Texte choisi >>
Ces vignettes, nombreuses, n’ont pas reçu d’entourage. C’est peut-être que Balzac considère l’illustration comme un ornement typographique à part entière et non comme une enjolivure exogène. On retrouvera ce parti pris chez quelques éditeurs du XXe s. et d’abord chez Vollard qui joue dans son Parallèlement à mêler les vers imprimés de Verlaine et les compositions de Bonnard.
On a lu ici ou là que ces vignettes avaient « tendance à interrompre la
lecture, à mettre l’accent sur le côté social, voire mondain, du roman plutôt
que sur son aspect philosophique. » (6) On croit déceler dans ces propos
un peu de dédain, alors qu’il faudrait au contraire, poser le volume sur ses
genoux et applaudir des deux mains. C’est ce côté anecdotique qui ancre cette
peau de chagrin anorexique dans le réel, qui fait qu’on marche, qu’on court,
qu’on croit dur comme fer à la fable.
Dans ce premier tiers du XIXe s., l’expédition de Bonaparte, les voyages de Champollion ont réveillé les imaginaires et l’égyptomanie règne en France. Avant le Voyage en Orient (1851) de Gérard de Nerval, le Roman de la Momie (1857) de Gautier, le Néferou-Ra, (1862) de Leconte de Lisle, Balzac évoque “L’Égypte, roide, mystérieuse, (… présente dans l’antre de l’antiquaire) par une momie qu’enveloppaient des bandelettes noires”. Une vignette, pleine de rumeurs, reprend le thème avec brio.
Mais c’est la vie quotidienne que les vignettes retranscrivent qui font
notre joie. Ce quotidien familier aux lecteurs des années 1830, nous
est aujourd’hui parfaitement étranger. Les vignettes, en ayant cristallisé
l’époque par-dessus les siècles, nous y donne accès. Et avec une pointe de
regret chronologique, nous voyons les élégants se tenir par la taille, une main
dégantée attendre le baiser d’un admirateur, un lit de draps et d’édredon
s’ouvrir, des pantalons en fuseau se tendre, des robes en corolle s’épanouir,
une jeunesse jouer au volant rue de Cluny. Des tailles hautes, des gants de
chevreau, des raquettes, et non des tailles basses, des tatouages, des
téléphones portables.

Objectif de l'exercice >> Poursuivez le texte sur les vignettes du roman de Balzac en reprenant juste après sa dernière phrase.

Items d'un jeu de données >>
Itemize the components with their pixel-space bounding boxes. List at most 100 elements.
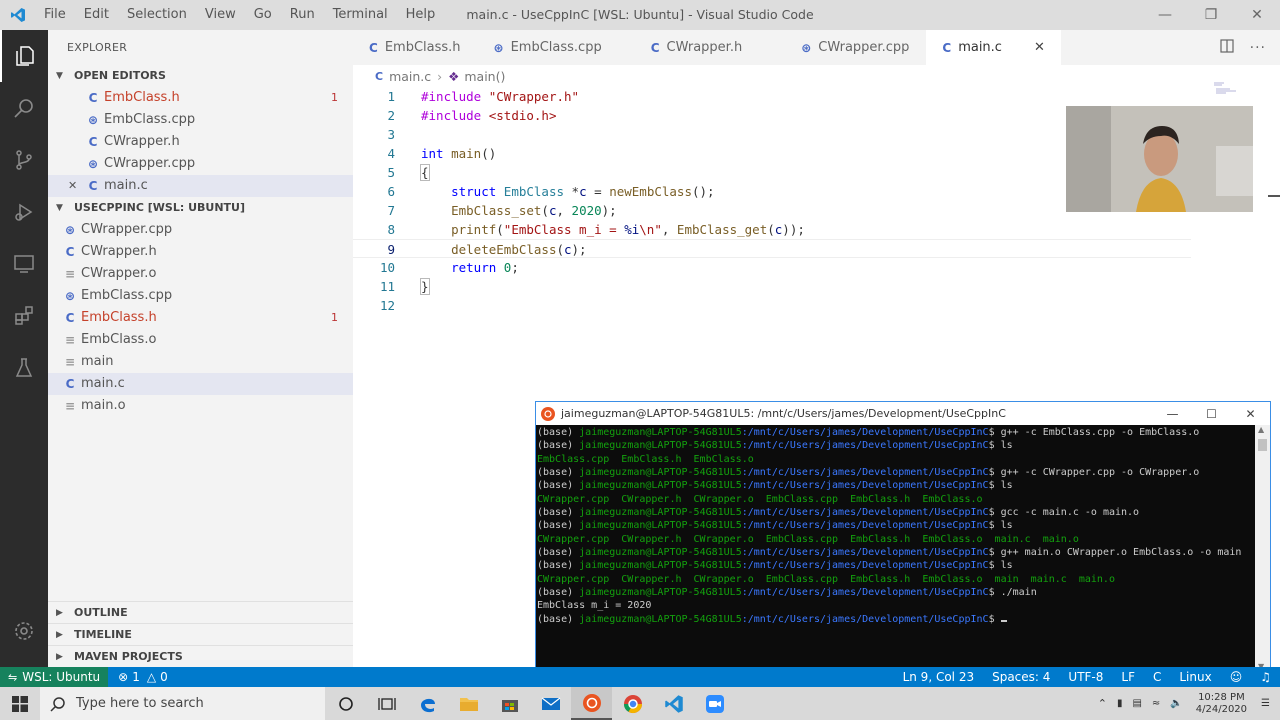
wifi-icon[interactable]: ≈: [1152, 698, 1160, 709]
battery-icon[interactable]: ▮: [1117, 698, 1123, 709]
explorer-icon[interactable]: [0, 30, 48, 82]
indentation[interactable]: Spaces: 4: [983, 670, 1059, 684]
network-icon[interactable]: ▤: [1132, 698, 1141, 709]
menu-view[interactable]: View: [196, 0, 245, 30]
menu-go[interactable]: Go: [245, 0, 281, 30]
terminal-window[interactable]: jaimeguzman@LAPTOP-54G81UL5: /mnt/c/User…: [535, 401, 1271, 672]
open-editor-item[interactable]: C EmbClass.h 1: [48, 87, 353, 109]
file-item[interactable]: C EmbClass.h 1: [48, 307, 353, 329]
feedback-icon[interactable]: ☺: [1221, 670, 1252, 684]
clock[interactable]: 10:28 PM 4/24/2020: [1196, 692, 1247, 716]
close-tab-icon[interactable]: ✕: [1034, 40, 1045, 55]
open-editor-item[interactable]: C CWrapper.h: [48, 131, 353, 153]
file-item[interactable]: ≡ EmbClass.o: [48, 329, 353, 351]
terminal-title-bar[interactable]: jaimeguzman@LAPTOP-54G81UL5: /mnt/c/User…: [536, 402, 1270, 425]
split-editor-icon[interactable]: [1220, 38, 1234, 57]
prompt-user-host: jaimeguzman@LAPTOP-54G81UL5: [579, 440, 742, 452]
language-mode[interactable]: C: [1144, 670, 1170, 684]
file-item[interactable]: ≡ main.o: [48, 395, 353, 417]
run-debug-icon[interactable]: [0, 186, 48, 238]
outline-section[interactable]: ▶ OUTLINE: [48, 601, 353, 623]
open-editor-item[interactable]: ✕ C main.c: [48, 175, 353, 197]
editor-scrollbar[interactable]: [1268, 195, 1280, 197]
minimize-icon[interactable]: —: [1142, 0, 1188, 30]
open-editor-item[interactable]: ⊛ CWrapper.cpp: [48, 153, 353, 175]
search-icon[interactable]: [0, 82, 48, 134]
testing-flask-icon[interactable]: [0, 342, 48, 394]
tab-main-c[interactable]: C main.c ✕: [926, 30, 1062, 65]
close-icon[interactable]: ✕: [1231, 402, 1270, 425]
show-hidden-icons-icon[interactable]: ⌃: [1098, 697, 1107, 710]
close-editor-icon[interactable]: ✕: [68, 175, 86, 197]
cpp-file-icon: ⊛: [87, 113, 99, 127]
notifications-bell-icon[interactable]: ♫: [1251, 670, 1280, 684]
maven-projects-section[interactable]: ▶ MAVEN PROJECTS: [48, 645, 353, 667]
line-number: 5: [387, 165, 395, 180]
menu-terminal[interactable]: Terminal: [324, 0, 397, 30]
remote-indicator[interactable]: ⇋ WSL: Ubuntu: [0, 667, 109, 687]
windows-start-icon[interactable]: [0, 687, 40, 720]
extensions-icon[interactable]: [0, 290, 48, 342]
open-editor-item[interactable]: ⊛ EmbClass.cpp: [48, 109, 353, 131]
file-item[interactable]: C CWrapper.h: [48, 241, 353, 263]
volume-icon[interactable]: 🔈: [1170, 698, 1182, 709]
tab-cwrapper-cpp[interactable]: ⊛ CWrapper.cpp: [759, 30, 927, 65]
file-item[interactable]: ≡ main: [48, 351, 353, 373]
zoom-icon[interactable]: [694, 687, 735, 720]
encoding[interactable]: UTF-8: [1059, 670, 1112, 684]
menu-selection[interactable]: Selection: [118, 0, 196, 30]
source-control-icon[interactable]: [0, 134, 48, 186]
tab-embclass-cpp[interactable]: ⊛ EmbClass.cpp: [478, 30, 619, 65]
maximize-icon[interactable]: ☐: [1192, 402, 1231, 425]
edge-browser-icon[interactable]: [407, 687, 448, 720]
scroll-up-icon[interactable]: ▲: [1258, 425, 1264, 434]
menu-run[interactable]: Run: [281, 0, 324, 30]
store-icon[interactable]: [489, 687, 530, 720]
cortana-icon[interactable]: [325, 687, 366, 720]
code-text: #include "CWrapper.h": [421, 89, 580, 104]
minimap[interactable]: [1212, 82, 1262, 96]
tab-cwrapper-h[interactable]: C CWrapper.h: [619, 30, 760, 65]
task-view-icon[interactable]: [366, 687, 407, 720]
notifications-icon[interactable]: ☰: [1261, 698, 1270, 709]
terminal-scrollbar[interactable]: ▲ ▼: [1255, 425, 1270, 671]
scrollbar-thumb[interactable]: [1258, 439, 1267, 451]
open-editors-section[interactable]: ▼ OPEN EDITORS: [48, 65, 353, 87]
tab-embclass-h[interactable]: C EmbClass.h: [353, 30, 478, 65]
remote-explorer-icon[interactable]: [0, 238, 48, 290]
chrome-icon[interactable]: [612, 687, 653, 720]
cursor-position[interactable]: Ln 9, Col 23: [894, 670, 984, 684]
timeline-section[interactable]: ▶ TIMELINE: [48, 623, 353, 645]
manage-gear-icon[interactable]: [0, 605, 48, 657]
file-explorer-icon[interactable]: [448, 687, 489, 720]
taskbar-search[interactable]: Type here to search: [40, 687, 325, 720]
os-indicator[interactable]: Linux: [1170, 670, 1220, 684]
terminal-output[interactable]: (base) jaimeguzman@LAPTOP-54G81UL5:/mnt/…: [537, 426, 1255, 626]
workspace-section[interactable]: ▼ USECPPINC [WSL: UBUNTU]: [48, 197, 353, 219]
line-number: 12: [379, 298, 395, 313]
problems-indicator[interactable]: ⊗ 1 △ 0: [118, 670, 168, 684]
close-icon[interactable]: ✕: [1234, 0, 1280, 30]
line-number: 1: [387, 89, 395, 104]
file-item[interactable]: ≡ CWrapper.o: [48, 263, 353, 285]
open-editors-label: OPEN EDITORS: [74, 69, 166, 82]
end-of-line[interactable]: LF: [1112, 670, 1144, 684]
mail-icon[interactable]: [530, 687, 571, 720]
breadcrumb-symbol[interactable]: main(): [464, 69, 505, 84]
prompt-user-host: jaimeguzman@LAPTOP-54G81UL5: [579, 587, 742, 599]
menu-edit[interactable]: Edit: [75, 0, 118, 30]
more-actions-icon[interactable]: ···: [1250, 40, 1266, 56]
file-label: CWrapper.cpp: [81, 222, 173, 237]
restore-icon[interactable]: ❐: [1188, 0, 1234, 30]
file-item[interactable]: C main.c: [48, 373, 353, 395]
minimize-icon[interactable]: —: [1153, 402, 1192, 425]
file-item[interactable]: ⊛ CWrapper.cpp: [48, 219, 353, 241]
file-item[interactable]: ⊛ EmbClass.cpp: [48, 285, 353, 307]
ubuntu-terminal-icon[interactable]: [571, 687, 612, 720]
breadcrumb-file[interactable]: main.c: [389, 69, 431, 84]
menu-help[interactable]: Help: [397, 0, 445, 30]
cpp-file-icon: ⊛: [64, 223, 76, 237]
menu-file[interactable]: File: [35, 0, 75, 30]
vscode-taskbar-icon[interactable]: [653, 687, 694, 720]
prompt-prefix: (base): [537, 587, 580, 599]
---
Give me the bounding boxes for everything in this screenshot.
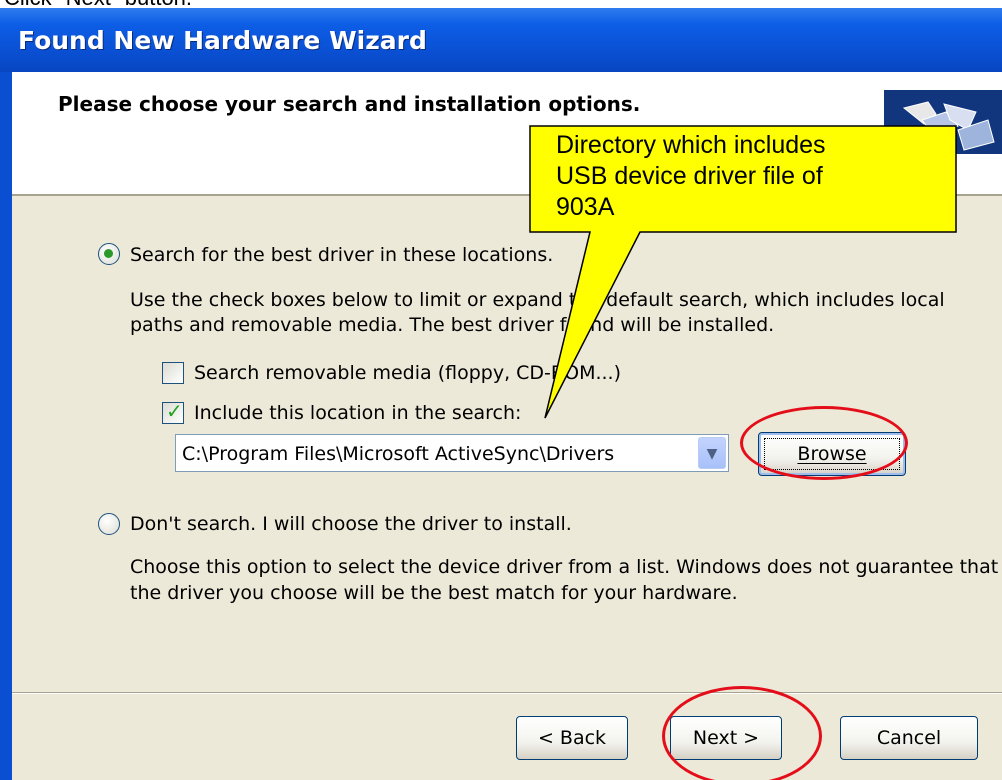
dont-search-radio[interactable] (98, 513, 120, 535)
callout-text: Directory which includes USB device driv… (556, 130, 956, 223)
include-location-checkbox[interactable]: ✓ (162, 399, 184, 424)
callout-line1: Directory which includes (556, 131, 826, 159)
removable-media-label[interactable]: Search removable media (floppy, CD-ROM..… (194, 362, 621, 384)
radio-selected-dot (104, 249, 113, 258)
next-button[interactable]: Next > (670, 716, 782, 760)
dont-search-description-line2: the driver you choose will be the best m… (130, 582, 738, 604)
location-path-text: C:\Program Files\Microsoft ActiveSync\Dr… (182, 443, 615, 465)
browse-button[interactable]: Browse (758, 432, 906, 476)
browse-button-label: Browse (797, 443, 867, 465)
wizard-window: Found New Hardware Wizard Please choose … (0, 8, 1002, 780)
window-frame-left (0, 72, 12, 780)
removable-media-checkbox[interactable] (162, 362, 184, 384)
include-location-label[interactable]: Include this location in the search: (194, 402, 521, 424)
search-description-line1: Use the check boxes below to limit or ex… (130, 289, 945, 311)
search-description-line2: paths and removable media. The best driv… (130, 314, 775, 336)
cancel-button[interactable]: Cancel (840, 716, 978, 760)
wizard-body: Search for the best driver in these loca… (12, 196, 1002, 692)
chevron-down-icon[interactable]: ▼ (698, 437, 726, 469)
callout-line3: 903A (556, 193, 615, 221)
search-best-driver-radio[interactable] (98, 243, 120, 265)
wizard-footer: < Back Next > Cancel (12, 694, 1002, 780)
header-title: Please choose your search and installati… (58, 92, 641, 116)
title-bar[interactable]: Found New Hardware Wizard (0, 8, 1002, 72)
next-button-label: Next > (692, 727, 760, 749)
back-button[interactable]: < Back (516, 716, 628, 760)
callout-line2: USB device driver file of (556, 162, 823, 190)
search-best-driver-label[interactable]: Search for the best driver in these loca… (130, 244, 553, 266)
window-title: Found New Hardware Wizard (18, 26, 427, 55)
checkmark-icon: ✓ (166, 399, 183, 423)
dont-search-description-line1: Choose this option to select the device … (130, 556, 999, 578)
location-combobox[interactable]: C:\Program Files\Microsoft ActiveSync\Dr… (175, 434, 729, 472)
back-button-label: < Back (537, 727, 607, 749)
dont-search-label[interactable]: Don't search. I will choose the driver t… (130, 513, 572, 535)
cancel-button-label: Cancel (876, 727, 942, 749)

Résultat attendu >>
une jeunesse jouer au volant rue de Cluny |
Rien qui n’arrive cependant à nous faire oublier que la mort rode dès la première page de la Peau de chagrin. Les squelettes rythment de loin en loin l’illustration. Le premier apparaît sur la page de titre, tout occupé à tirer un homme vers lui. Sa présence, subtilité bibliophilique, indique que nous sommes en présence du tout premier tirage de cette édition illustrée. Un autre chevauche un cheval au galop. L’image est encore aujourd’hui saisissante, si plaisante qu’elle a été récemment reprise dans « Games of thrones », où des White Walkers mènent impassiblement leurs chevaux décharnés. La Faucheuse folâtre mais n’oublie cependant pas ses devoirs et on la retrouve postée dans l’ombre de l’alcôve dans laquelle Raphaël trépasse. La faux est là, mais pas la robe à large capuchon. Elle n'a que l'air sur les os.
Aïeul du White Walker |
Le texte lui-même traine une morbidité palpable. Au milieu du roman, La
Camarde se permet de s’attarder sur les noceurs qui sortent d’un sommeil lourd
d’ivresse. Tandis que « l’assemblée se trouve sur pied, rappelée à la vie
par les chauds rayons du soleil », les « yeux si brillants (sont)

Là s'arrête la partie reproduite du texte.